[Figure dataset records]
____________________
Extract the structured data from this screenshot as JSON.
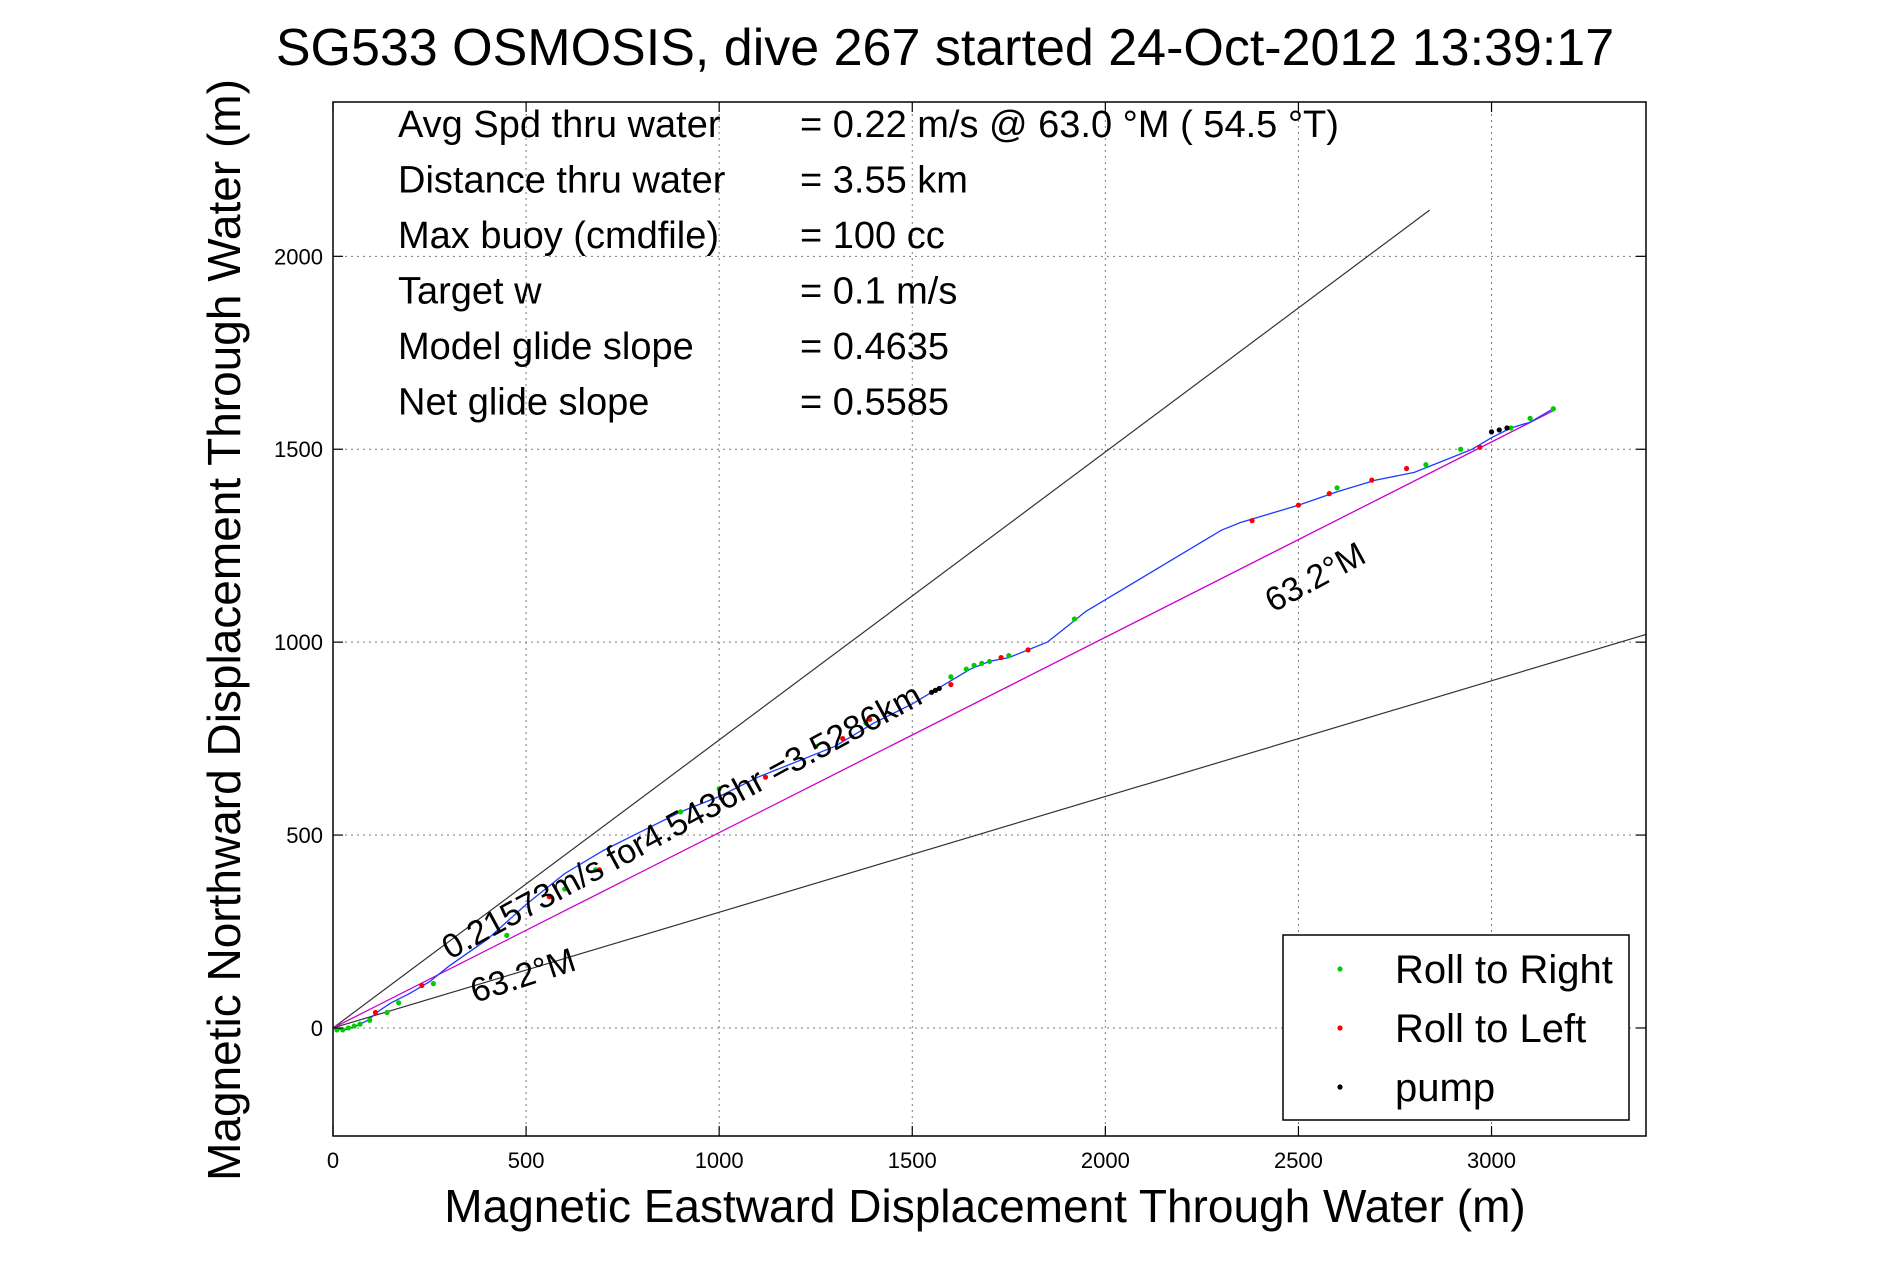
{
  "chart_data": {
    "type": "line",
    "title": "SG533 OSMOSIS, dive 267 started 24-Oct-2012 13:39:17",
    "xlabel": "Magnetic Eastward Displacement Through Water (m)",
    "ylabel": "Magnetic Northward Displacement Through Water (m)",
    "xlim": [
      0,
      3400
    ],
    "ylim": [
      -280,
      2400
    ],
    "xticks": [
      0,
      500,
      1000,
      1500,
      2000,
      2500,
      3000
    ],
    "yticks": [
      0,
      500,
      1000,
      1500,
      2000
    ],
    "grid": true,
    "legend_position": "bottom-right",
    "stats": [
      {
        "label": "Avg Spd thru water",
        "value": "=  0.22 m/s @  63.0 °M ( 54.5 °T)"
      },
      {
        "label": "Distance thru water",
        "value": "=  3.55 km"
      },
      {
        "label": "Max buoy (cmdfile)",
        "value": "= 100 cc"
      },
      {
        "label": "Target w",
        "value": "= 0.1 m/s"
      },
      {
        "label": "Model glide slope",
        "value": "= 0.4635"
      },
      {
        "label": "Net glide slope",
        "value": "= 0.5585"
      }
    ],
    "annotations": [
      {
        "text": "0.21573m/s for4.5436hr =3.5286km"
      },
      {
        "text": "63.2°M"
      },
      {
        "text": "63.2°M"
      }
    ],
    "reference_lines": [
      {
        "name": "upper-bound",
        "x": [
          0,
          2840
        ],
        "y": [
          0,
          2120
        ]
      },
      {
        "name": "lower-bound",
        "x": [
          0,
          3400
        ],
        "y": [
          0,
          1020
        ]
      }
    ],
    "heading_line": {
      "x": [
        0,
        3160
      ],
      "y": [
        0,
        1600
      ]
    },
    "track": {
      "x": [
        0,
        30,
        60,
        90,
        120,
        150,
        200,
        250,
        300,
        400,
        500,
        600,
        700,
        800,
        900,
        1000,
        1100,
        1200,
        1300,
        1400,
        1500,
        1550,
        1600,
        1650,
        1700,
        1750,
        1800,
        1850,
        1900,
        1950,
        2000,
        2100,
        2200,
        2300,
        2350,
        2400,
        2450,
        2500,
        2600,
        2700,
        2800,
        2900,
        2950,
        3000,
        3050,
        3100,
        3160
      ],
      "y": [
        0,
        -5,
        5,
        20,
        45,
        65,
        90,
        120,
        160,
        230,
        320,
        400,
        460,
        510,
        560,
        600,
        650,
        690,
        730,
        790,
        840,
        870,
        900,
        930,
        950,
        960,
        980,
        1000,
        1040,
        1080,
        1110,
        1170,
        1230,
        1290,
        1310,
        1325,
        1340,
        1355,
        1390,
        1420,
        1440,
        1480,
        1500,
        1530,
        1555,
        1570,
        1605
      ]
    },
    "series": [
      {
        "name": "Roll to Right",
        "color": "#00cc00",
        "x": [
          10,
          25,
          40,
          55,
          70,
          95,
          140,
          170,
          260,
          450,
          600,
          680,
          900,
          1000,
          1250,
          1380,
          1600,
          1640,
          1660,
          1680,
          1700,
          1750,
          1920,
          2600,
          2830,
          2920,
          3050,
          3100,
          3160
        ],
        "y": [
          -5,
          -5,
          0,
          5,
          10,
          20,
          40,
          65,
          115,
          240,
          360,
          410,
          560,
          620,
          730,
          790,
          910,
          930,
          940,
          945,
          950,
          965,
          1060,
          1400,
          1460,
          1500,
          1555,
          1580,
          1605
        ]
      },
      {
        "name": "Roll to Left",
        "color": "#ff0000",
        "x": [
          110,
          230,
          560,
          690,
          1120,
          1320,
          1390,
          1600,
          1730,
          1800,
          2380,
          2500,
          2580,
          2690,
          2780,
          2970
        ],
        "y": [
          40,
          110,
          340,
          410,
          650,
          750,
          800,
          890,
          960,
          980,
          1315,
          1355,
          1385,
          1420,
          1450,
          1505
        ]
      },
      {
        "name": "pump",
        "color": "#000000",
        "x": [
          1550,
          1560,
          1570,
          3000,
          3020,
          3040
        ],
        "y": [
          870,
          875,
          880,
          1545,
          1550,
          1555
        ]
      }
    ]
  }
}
____________________
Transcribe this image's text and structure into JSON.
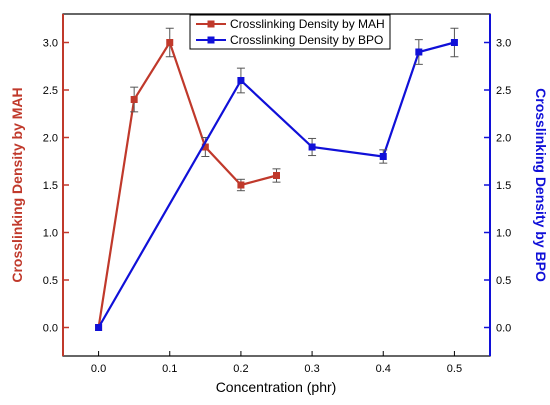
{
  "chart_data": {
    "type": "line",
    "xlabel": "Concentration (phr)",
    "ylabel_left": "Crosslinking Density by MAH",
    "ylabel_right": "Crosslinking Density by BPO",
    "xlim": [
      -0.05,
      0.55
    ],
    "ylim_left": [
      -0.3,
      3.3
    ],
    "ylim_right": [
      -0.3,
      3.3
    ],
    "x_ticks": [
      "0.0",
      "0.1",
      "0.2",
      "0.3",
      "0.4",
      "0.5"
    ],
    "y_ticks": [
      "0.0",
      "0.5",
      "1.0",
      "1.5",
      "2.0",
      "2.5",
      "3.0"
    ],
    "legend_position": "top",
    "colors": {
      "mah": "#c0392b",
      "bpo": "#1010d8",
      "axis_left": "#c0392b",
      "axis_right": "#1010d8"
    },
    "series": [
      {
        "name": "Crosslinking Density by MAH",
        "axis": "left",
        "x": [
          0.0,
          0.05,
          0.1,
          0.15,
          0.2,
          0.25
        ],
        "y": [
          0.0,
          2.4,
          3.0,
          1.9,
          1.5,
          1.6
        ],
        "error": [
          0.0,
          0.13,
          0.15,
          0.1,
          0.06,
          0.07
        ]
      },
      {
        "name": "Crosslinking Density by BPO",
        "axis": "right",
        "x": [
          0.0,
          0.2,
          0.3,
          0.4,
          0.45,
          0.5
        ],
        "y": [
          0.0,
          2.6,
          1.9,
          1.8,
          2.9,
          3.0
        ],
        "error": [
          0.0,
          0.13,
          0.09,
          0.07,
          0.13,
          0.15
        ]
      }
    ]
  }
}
____________________
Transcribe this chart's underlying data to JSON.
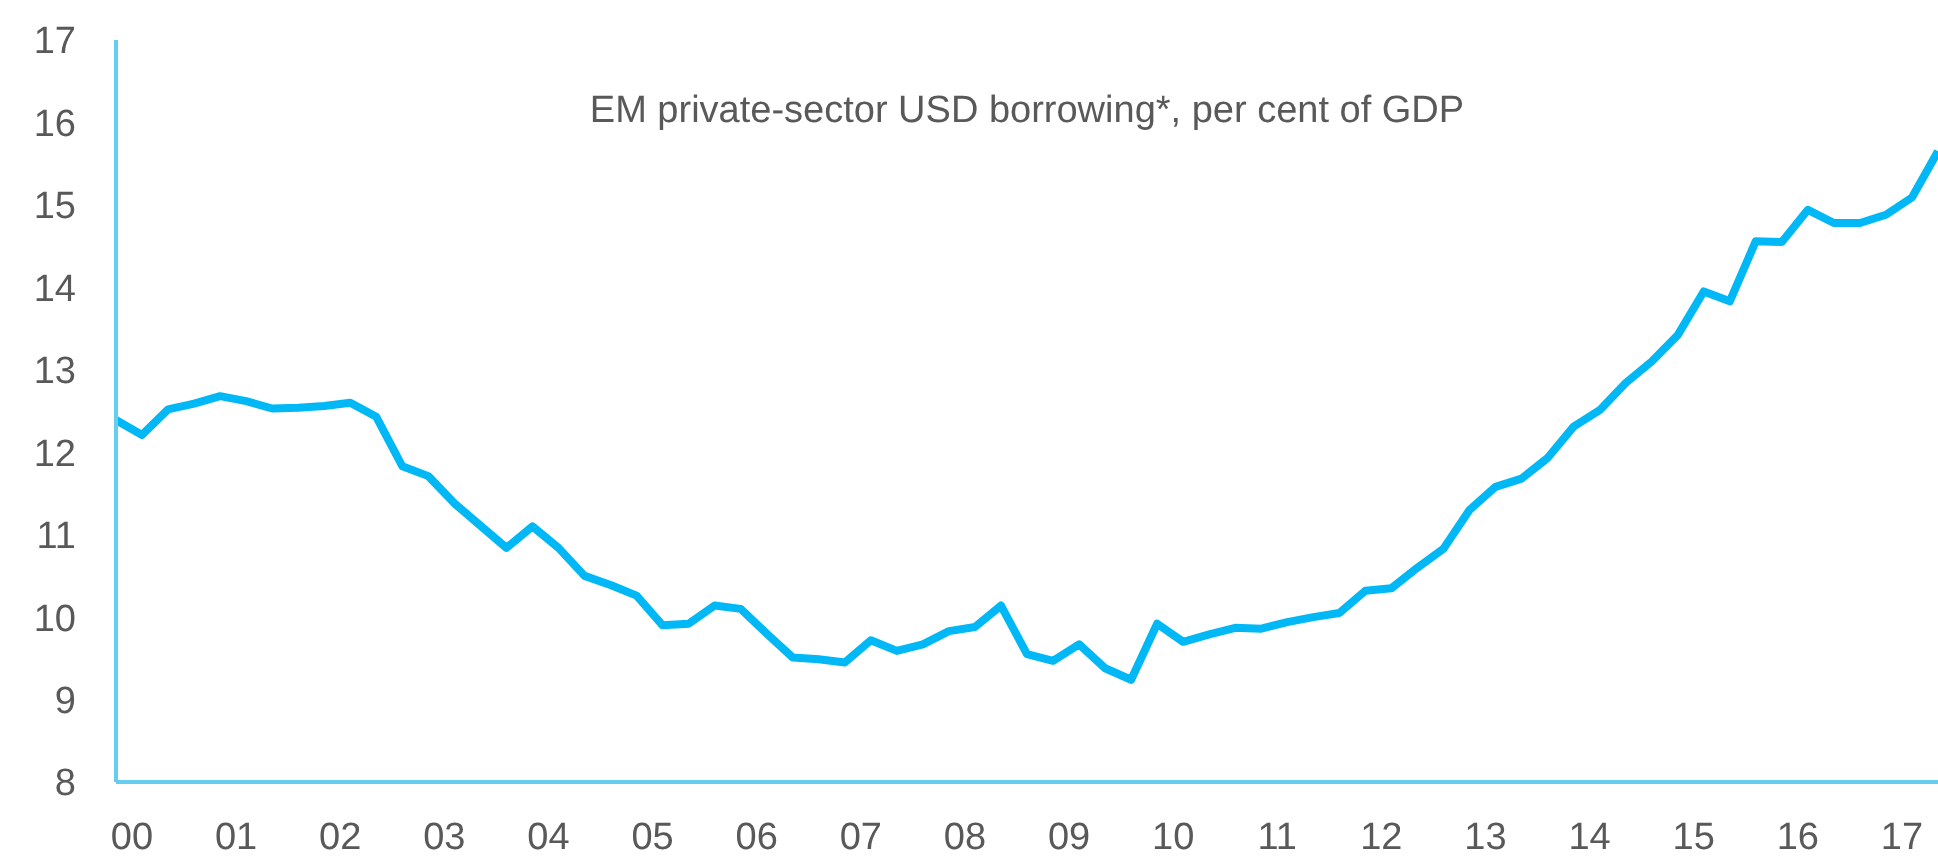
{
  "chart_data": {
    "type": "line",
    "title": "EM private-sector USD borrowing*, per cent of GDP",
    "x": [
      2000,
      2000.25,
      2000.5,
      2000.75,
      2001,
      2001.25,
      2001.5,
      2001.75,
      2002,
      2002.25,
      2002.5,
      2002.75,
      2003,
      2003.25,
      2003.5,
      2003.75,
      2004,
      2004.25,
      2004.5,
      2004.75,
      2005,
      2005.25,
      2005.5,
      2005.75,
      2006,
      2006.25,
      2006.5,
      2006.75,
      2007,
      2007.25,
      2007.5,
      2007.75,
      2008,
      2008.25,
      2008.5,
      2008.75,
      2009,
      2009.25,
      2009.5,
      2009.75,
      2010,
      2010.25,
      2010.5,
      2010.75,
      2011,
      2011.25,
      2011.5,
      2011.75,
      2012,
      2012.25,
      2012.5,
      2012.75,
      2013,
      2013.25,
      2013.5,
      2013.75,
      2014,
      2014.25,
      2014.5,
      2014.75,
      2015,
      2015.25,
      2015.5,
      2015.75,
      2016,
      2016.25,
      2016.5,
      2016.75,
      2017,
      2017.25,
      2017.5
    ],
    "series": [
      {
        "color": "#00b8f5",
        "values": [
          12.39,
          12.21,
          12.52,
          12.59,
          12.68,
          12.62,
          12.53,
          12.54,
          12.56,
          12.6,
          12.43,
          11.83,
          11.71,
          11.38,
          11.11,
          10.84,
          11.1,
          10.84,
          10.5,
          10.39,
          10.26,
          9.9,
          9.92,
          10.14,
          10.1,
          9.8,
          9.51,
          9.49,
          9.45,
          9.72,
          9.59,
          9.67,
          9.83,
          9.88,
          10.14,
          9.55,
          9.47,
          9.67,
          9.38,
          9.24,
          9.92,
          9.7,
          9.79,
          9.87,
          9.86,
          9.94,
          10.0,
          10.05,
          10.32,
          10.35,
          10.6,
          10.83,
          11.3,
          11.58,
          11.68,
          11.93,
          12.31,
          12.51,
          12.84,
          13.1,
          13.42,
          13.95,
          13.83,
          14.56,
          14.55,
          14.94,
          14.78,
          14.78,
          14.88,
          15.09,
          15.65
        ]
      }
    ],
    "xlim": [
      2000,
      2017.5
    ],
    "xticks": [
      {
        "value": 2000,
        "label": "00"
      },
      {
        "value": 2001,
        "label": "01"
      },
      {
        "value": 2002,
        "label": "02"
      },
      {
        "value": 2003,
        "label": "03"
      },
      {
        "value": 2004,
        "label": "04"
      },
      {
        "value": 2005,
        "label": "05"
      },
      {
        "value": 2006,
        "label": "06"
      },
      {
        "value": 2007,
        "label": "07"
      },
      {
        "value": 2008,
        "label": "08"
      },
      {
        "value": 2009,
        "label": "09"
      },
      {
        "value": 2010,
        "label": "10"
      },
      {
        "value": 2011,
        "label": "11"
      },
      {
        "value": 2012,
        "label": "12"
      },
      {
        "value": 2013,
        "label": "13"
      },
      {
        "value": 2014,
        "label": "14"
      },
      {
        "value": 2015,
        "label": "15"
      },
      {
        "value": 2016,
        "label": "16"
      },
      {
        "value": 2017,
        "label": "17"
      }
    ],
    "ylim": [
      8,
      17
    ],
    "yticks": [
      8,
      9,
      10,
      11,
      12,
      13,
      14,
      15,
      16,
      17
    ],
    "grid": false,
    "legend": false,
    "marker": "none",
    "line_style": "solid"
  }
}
____________________
* [Task to carry out] Identify the lines of the entries containing the string "Transcribe". Copy each such line.

* [Output]
Transcribe this image's text and structure into JSON.
Transcribe this chart's underlying data to JSON.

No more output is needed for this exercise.